▶ _MATERIAL_:
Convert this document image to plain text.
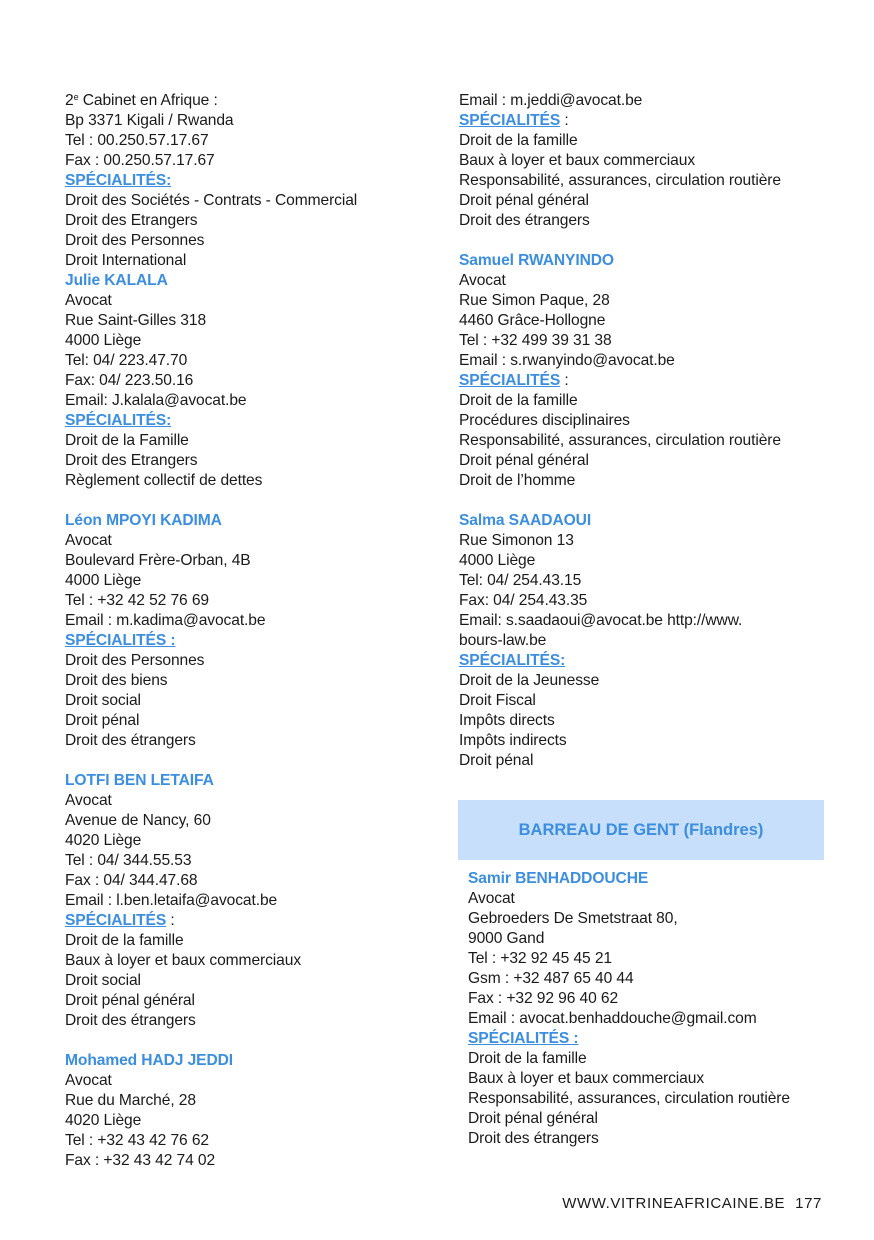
2e Cabinet en Afrique :
Bp 3371 Kigali / Rwanda
Tel : 00.250.57.17.67
Fax : 00.250.57.17.67
SPÉCIALITÉS:
Droit des Sociétés - Contrats - Commercial
Droit des Etrangers
Droit des Personnes
Droit International
Julie KALALA
Avocat
Rue Saint-Gilles 318
4000 Liège
Tel: 04/ 223.47.70
Fax: 04/ 223.50.16
Email: J.kalala@avocat.be
SPÉCIALITÉS:
Droit de la Famille
Droit des Etrangers
Règlement collectif de dettes
Léon MPOYI KADIMA
Avocat
Boulevard Frère-Orban, 4B
4000 Liège
Tel : +32 42 52 76 69
Email : m.kadima@avocat.be
SPÉCIALITÉS :
Droit des Personnes
Droit des biens
Droit social
Droit pénal
Droit des étrangers
LOTFI BEN LETAIFA
Avocat
Avenue de Nancy, 60
4020 Liège
Tel : 04/ 344.55.53
Fax : 04/ 344.47.68
Email : l.ben.letaifa@avocat.be
SPÉCIALITÉS :
Droit de la famille
Baux à loyer et baux commerciaux
Droit social
Droit pénal général
Droit des étrangers
Mohamed HADJ JEDDI
Avocat
Rue du Marché, 28
4020 Liège
Tel : +32 43 42 76 62
Fax : +32 43 42 74 02
Email : m.jeddi@avocat.be
SPÉCIALITÉS :
Droit de la famille
Baux à loyer et baux commerciaux
Responsabilité, assurances, circulation routière
Droit pénal général
Droit des étrangers
Samuel RWANYINDO
Avocat
Rue Simon Paque, 28
4460 Grâce-Hollogne
Tel : +32 499 39 31 38
Email : s.rwanyindo@avocat.be
SPÉCIALITÉS :
Droit de la famille
Procédures disciplinaires
Responsabilité, assurances, circulation routière
Droit pénal général
Droit de l’homme
Salma SAADAOUI
Rue Simonon 13
4000 Liège
Tel: 04/ 254.43.15
Fax: 04/ 254.43.35
Email: s.saadaoui@avocat.be http://www.
bours-law.be
SPÉCIALITÉS:
Droit de la Jeunesse
Droit Fiscal
Impôts directs
Impôts indirects
Droit pénal
BARREAU DE GENT (Flandres)
Samir BENHADDOUCHE
Avocat
Gebroeders De Smetstraat 80,
9000 Gand
Tel : +32 92 45 45 21
Gsm : +32 487 65 40 44
Fax : +32 92 96 40 62
Email : avocat.benhaddouche@gmail.com
SPÉCIALITÉS :
Droit de la famille
Baux à loyer et baux commerciaux
Responsabilité, assurances, circulation routière
Droit pénal général
Droit des étrangers
WWW.VITRINEAFRICAINE.BE 177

▶ _EXERCISE DIRECTIONS_:
Quote the material word for word, dropping any images it holds.

▶ _ANSWER TO THE EXERCISE_:
Convert this document image to plain text.
2e Cabinet en Afrique :
Bp 3371 Kigali / Rwanda
Tel : 00.250.57.17.67
Fax : 00.250.57.17.67
SPÉCIALITÉS:
Droit des Sociétés - Contrats - Commercial
Droit des Etrangers
Droit des Personnes
Droit International
Julie KALALA
Avocat
Rue Saint-Gilles 318
4000 Liège
Tel: 04/ 223.47.70
Fax: 04/ 223.50.16
Email: J.kalala@avocat.be
SPÉCIALITÉS:
Droit de la Famille
Droit des Etrangers
Règlement collectif de dettes
Léon MPOYI KADIMA
Avocat
Boulevard Frère-Orban, 4B
4000 Liège
Tel : +32 42 52 76 69
Email : m.kadima@avocat.be
SPÉCIALITÉS :
Droit des Personnes
Droit des biens
Droit social
Droit pénal
Droit des étrangers
LOTFI BEN LETAIFA
Avocat
Avenue de Nancy, 60
4020 Liège
Tel : 04/ 344.55.53
Fax : 04/ 344.47.68
Email : l.ben.letaifa@avocat.be
SPÉCIALITÉS :
Droit de la famille
Baux à loyer et baux commerciaux
Droit social
Droit pénal général
Droit des étrangers
Mohamed HADJ JEDDI
Avocat
Rue du Marché, 28
4020 Liège
Tel : +32 43 42 76 62
Fax : +32 43 42 74 02
Email : m.jeddi@avocat.be
SPÉCIALITÉS :
Droit de la famille
Baux à loyer et baux commerciaux
Responsabilité, assurances, circulation routière
Droit pénal général
Droit des étrangers
Samuel RWANYINDO
Avocat
Rue Simon Paque, 28
4460 Grâce-Hollogne
Tel : +32 499 39 31 38
Email : s.rwanyindo@avocat.be
SPÉCIALITÉS :
Droit de la famille
Procédures disciplinaires
Responsabilité, assurances, circulation routière
Droit pénal général
Droit de l’homme
Salma SAADAOUI
Rue Simonon 13
4000 Liège
Tel: 04/ 254.43.15
Fax: 04/ 254.43.35
Email: s.saadaoui@avocat.be http://www.
bours-law.be
SPÉCIALITÉS:
Droit de la Jeunesse
Droit Fiscal
Impôts directs
Impôts indirects
Droit pénal
BARREAU DE GENT (Flandres)
Samir BENHADDOUCHE
Avocat
Gebroeders De Smetstraat 80,
9000 Gand
Tel : +32 92 45 45 21
Gsm : +32 487 65 40 44
Fax : +32 92 96 40 62
Email : avocat.benhaddouche@gmail.com
SPÉCIALITÉS :
Droit de la famille
Baux à loyer et baux commerciaux
Responsabilité, assurances, circulation routière
Droit pénal général
Droit des étrangers
WWW.VITRINEAFRICAINE.BE 177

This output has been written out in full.